• _Written request 1_
Turn the entries, from their first line through the line that contains "poem-line: 绑在神舟飞船上 — [68, 247, 122, 257]", into a JSON list of strings with one string per line and blank lines omitted.

• _Source document_
****
In the limit of a dense matrix ($\chi \rightarrow 0$) the coalescence stress diverges ($\sigma _{33}^\mathrm{coal}\sim 1/\chi $). This is expected since the uniaxial deformation mode is incompatible with matrix incompressibility. In other words, coalescence is impossible in the absence of voids! Thus, for very low porosities, criterion in Eq. (30) is unlikely to be met and a Gurson-like model is more appropriate.
When $\chi \rightarrow 1$ all stress bearing capacity vanishes, as expected, since the ligament has thinned down to zero.
For sufficiently elongated voids ($w \rightarrow \infty $) the coalescence stress $\sigma _{33}^\mathrm{coal}\sim \sigma ^\mathrm{vol}(\chi )$ is independent of the void aspect ratio.
In the limit of a penny-shape crack ($w \rightarrow 0$) the coalescence stress again diverges, as 1 / w; note that the singularity is weaker than in Thomason’s imperfect fit underlying Eq. (25). As noted above, this singularity is unphysical as the coalescence of microcracks is often observed. However, not only an internal necking approach to this special case seems inadequate, length scale effects may play a role, which are ignored here.

Evolution equations, Eqs. (26–29), can be used along with the coalescence criterion of Eq. (30).

5.4.2 Improved models

Benzerga and Leblond’s criterion, Eq. (30), was obtained on the basis of a velocity field that has two disadvantages. First, the criterion could not be optimized by performing some minimization over the parameters entering the velocity field, as these were completely determined by boundary conditions. Second, it suffered from a discontinuity at the rigid–plastic interface. Morin et al. (2015a) introduced two general families of velocity fields: a family of generalized discontinuous fields which considers the shape of the plastic/rigid interface as a parameter; and continuous velocity fields. For special choices of the velocity fields they obtained improved criteria, although not in complete closed form. In addition, Morin et al. carried out a series of finite element based limit analyses, following the method described by Madou and Leblond (2012b), for various combinations of the internal parameters w and $\chi $. Figure 9 illustrates some of their results. The numerical limit-analysis results were used to assess the coalescence criterion developed by Benzerga and Leblond (2014), referred to as $\varPhi _1$ in the figure, as well as two new criteria, $\varPhi _2$ and $\varPhi _3$ based on the generalized discontinuous and the continuous fields, respectively. The improved models provide, in general, tighter upper bounds, albeit for different ranges of internal parameters. For sufficiently elongated voids (Fig. 9a, $w=3$), the Benzerga–Leblond criterion and the “generalized discontinuous” criterion of Morin et al. are indistinguishable while the criterion based on continuous fields clearly provides a tighter upper bound. It is remarkable that all models do quite well, without any adjustable parameter. This suggests that details about the shape of the plastic zone do not matter in that range. The situation shown in Fig. 9a is representative of spherical as well as prolate voids in general. On the other hand, for sufficiently flat voids (Fig. 9b, $w=0.2$), all models suffer from the 1 / w singularity, thus leading to an overestimation of the limit load. However, the generalized discontinuous model provides a significant improvement over the criterion (30).
****
• _Provided records_

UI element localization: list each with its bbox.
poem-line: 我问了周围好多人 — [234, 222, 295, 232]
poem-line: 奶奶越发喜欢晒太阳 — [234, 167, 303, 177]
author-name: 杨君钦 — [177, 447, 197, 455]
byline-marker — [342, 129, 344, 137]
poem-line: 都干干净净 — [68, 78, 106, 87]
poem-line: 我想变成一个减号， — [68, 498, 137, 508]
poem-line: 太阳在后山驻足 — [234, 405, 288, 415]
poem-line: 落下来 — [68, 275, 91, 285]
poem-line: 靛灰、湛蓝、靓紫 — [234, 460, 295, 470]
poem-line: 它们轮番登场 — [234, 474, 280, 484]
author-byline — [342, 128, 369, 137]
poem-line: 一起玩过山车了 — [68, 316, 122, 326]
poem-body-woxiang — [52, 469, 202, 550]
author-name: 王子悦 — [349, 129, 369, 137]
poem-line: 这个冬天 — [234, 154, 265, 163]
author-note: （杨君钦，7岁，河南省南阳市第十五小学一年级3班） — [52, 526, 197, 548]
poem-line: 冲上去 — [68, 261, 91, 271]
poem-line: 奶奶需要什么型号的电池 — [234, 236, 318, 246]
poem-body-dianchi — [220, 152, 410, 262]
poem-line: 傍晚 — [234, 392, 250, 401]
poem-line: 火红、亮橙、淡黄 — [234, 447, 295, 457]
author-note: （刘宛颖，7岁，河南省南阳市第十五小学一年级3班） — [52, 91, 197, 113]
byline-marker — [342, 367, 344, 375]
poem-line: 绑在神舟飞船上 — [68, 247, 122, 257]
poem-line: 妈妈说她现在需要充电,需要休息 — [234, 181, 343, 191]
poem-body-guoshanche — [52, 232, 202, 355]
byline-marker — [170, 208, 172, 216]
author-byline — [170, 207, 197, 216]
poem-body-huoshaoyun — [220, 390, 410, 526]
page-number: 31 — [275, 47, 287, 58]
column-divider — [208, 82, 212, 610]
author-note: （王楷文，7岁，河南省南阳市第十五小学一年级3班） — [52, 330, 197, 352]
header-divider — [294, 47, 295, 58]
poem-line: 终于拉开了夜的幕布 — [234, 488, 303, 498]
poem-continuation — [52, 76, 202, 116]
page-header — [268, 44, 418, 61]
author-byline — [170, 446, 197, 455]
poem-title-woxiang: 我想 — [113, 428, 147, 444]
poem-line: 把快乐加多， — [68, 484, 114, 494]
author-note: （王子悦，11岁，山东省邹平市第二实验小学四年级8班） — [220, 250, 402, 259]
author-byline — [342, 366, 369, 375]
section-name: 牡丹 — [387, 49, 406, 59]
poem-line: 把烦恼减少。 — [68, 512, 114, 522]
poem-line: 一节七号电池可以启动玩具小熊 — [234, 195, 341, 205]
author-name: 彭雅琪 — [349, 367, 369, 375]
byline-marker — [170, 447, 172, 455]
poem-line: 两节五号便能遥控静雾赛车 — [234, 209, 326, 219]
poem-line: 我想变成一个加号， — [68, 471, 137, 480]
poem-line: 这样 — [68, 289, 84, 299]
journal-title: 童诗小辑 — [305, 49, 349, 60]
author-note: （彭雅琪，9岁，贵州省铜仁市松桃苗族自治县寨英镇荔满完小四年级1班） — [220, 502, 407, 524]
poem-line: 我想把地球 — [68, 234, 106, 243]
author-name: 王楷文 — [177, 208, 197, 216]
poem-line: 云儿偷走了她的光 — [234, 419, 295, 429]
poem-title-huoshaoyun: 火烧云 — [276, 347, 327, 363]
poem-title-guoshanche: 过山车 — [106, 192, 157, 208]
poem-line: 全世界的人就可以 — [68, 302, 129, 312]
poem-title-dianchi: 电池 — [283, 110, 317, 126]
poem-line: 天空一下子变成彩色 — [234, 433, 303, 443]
****
• _Written request 2_
From the passage on void coalescence criteria, reproduce the words starting at "For sufficiently elongated voids ($w" and ending with "void aspect ratio.".

• _Exercise response 1_
[
  "UI element localization: list each with its bbox.",
  "poem-line: 我问了周围好多人 — [234, 222, 295, 232]",
  "poem-line: 奶奶越发喜欢晒太阳 — [234, 167, 303, 177]",
  "author-name: 杨君钦 — [177, 447, 197, 455]",
  "byline-marker — [342, 129, 344, 137]",
  "poem-line: 都干干净净 — [68, 78, 106, 87]",
  "poem-line: 我想变成一个减号， — [68, 498, 137, 508]",
  "poem-line: 太阳在后山驻足 — [234, 405, 288, 415]",
  "poem-line: 落下来 — [68, 275, 91, 285]",
  "poem-line: 靛灰、湛蓝、靓紫 — [234, 460, 295, 470]",
  "poem-line: 它们轮番登场 — [234, 474, 280, 484]",
  "author-byline — [342, 128, 369, 137]",
  "poem-line: 一起玩过山车了 — [68, 316, 122, 326]",
  "poem-body-woxiang — [52, 469, 202, 550]",
  "author-name: 王子悦 — [349, 129, 369, 137]",
  "poem-line: 这个冬天 — [234, 154, 265, 163]",
  "author-note: （杨君钦，7岁，河南省南阳市第十五小学一年级3班） — [52, 526, 197, 548]",
  "poem-line: 冲上去 — [68, 261, 91, 271]",
  "poem-line: 奶奶需要什么型号的电池 — [234, 236, 318, 246]",
  "poem-body-dianchi — [220, 152, 410, 262]",
  "poem-line: 傍晚 — [234, 392, 250, 401]",
  "poem-line: 火红、亮橙、淡黄 — [234, 447, 295, 457]",
  "author-note: （刘宛颖，7岁，河南省南阳市第十五小学一年级3班） — [52, 91, 197, 113]",
  "byline-marker — [342, 367, 344, 375]",
  "poem-line: 绑在神舟飞船上 — [68, 247, 122, 257]"
]

• _Exercise response 2_
For sufficiently elongated voids ($w \rightarrow \infty $) the coalescence stress $\sigma _{33}^\mathrm{coal}\sim \sigma ^\mathrm{vol}(\chi )$ is independent of the void aspect ratio.